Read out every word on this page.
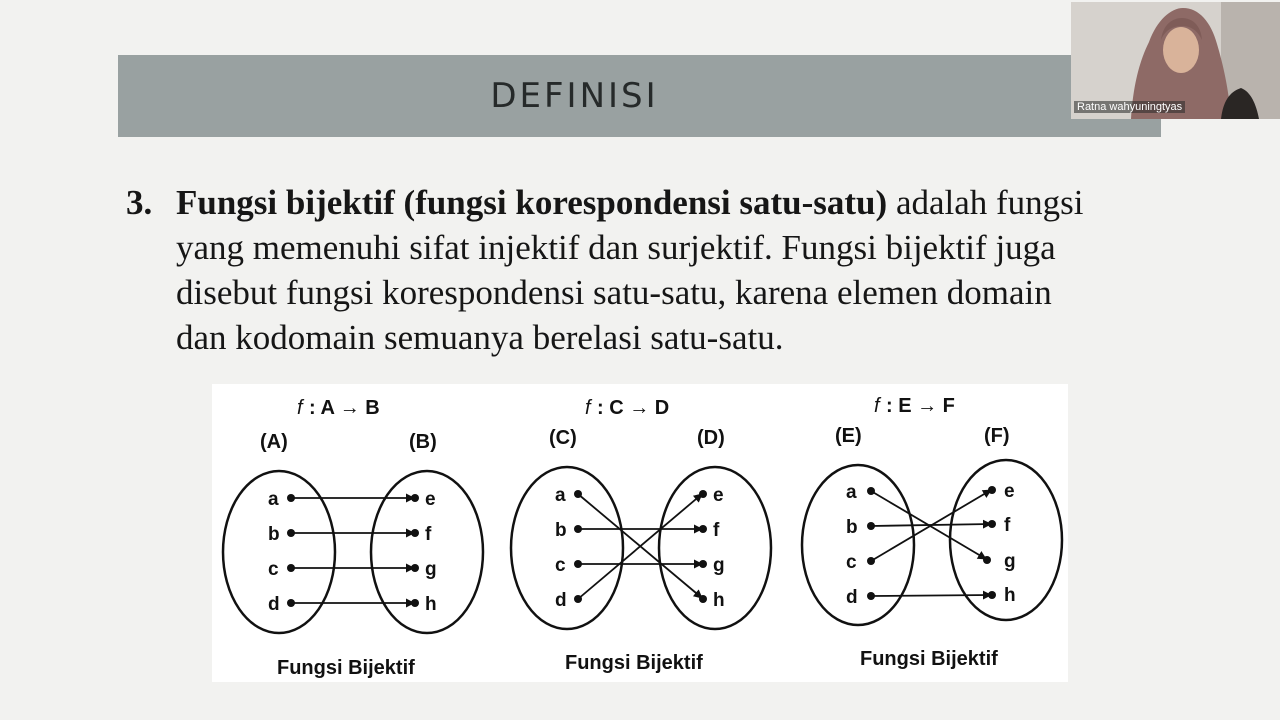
DEFINISI
3. Fungsi bijektif (fungsi korespondensi satu-satu) adalah fungsi
yang memenuhi sifat injektif dan surjektif. Fungsi bijektif juga
disebut fungsi korespondensi satu-satu, karena elemen domain
dan kodomain semuanya berelasi satu-satu.
f : A → B
(A)	(B)
a
b
c
d
e
f
g
h
Fungsi Bijektif
f : C → D
(C)	(D)
a
b
c
d
e
f
g
h
Fungsi Bijektif
f : E → F
(E)	(F)
a
b
c
d
e
f
g
h
Fungsi Bijektif
Ratna wahyuningtyas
= = = = = = =
## Problem
Except for the pictures, print the data above exactly.

## Output for this task
Read out every word on this page.
DEFINISI
3. Fungsi bijektif (fungsi korespondensi satu-satu) adalah fungsi
yang memenuhi sifat injektif dan surjektif. Fungsi bijektif juga
disebut fungsi korespondensi satu-satu, karena elemen domain
dan kodomain semuanya berelasi satu-satu.
f : A → B
(A)	(B)
a
b
c
d
e
f
g
h
Fungsi Bijektif
f : C → D
(C)	(D)
a
b
c
d
e
f
g
h
Fungsi Bijektif
f : E → F
(E)	(F)
a
b
c
d
e
f
g
h
Fungsi Bijektif
Ratna wahyuningtyas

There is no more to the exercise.